Records about charts and figures
* start *

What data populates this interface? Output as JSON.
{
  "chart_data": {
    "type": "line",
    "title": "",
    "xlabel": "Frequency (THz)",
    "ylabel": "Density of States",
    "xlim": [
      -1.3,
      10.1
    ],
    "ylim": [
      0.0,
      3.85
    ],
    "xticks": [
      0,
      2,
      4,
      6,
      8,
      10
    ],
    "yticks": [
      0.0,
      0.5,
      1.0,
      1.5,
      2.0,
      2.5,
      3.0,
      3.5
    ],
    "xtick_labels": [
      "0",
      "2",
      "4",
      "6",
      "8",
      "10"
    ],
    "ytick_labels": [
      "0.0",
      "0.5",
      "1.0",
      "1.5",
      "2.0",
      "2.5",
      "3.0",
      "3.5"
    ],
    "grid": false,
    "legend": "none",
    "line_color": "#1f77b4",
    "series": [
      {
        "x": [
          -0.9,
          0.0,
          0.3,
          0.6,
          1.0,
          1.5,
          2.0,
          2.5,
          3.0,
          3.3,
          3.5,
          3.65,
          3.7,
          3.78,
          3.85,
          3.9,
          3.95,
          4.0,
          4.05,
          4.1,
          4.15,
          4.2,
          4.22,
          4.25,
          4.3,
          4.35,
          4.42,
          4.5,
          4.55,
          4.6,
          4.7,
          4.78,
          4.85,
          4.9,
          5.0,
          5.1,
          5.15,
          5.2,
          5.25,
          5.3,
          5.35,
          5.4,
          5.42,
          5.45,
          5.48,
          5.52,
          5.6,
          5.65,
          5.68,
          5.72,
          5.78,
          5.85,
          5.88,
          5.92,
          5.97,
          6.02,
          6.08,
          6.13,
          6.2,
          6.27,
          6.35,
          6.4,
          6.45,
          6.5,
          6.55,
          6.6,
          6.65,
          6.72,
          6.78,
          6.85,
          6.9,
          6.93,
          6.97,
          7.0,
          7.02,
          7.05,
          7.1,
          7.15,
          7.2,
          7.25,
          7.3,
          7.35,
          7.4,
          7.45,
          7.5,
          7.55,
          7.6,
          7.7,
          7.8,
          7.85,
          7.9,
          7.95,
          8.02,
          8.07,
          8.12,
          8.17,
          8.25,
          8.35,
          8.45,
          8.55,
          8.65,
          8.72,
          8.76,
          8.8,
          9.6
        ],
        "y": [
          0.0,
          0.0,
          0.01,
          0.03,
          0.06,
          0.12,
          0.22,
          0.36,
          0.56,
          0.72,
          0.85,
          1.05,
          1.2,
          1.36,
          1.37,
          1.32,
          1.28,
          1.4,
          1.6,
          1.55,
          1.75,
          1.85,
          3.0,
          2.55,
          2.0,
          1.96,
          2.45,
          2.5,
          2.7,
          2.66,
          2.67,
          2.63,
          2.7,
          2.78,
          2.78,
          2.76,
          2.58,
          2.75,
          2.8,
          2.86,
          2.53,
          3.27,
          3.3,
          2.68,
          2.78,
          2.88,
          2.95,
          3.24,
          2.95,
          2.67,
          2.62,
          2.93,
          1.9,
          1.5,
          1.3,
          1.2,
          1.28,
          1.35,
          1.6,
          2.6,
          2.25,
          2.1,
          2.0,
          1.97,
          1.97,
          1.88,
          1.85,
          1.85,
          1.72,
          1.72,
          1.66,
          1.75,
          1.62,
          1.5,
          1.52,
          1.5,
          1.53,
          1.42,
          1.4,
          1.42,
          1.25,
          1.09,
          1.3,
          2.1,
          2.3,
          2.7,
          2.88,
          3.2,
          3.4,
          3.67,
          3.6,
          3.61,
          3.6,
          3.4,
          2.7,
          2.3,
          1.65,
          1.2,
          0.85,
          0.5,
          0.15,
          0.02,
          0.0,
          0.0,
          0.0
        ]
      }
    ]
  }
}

* end *

[Set task]: Would you restate each of the entries word for word?

[Result of the exercise]:
What data populates this interface? Output as JSON.
{
  "chart_data": {
    "type": "line",
    "title": "",
    "xlabel": "Frequency (THz)",
    "ylabel": "Density of States",
    "xlim": [
      -1.3,
      10.1
    ],
    "ylim": [
      0.0,
      3.85
    ],
    "xticks": [
      0,
      2,
      4,
      6,
      8,
      10
    ],
    "yticks": [
      0.0,
      0.5,
      1.0,
      1.5,
      2.0,
      2.5,
      3.0,
      3.5
    ],
    "xtick_labels": [
      "0",
      "2",
      "4",
      "6",
      "8",
      "10"
    ],
    "ytick_labels": [
      "0.0",
      "0.5",
      "1.0",
      "1.5",
      "2.0",
      "2.5",
      "3.0",
      "3.5"
    ],
    "grid": false,
    "legend": "none",
    "line_color": "#1f77b4",
    "series": [
      {
        "x": [
          -0.9,
          0.0,
          0.3,
          0.6,
          1.0,
          1.5,
          2.0,
          2.5,
          3.0,
          3.3,
          3.5,
          3.65,
          3.7,
          3.78,
          3.85,
          3.9,
          3.95,
          4.0,
          4.05,
          4.1,
          4.15,
          4.2,
          4.22,
          4.25,
          4.3,
          4.35,
          4.42,
          4.5,
          4.55,
          4.6,
          4.7,
          4.78,
          4.85,
          4.9,
          5.0,
          5.1,
          5.15,
          5.2,
          5.25,
          5.3,
          5.35,
          5.4,
          5.42,
          5.45,
          5.48,
          5.52,
          5.6,
          5.65,
          5.68,
          5.72,
          5.78,
          5.85,
          5.88,
          5.92,
          5.97,
          6.02,
          6.08,
          6.13,
          6.2,
          6.27,
          6.35,
          6.4,
          6.45,
          6.5,
          6.55,
          6.6,
          6.65,
          6.72,
          6.78,
          6.85,
          6.9,
          6.93,
          6.97,
          7.0,
          7.02,
          7.05,
          7.1,
          7.15,
          7.2,
          7.25,
          7.3,
          7.35,
          7.4,
          7.45,
          7.5,
          7.55,
          7.6,
          7.7,
          7.8,
          7.85,
          7.9,
          7.95,
          8.02,
          8.07,
          8.12,
          8.17,
          8.25,
          8.35,
          8.45,
          8.55,
          8.65,
          8.72,
          8.76,
          8.8,
          9.6
        ],
        "y": [
          0.0,
          0.0,
          0.01,
          0.03,
          0.06,
          0.12,
          0.22,
          0.36,
          0.56,
          0.72,
          0.85,
          1.05,
          1.2,
          1.36,
          1.37,
          1.32,
          1.28,
          1.4,
          1.6,
          1.55,
          1.75,
          1.85,
          3.0,
          2.55,
          2.0,
          1.96,
          2.45,
          2.5,
          2.7,
          2.66,
          2.67,
          2.63,
          2.7,
          2.78,
          2.78,
          2.76,
          2.58,
          2.75,
          2.8,
          2.86,
          2.53,
          3.27,
          3.3,
          2.68,
          2.78,
          2.88,
          2.95,
          3.24,
          2.95,
          2.67,
          2.62,
          2.93,
          1.9,
          1.5,
          1.3,
          1.2,
          1.28,
          1.35,
          1.6,
          2.6,
          2.25,
          2.1,
          2.0,
          1.97,
          1.97,
          1.88,
          1.85,
          1.85,
          1.72,
          1.72,
          1.66,
          1.75,
          1.62,
          1.5,
          1.52,
          1.5,
          1.53,
          1.42,
          1.4,
          1.42,
          1.25,
          1.09,
          1.3,
          2.1,
          2.3,
          2.7,
          2.88,
          3.2,
          3.4,
          3.67,
          3.6,
          3.61,
          3.6,
          3.4,
          2.7,
          2.3,
          1.65,
          1.2,
          0.85,
          0.5,
          0.15,
          0.02,
          0.0,
          0.0,
          0.0
        ]
      }
    ]
  }
}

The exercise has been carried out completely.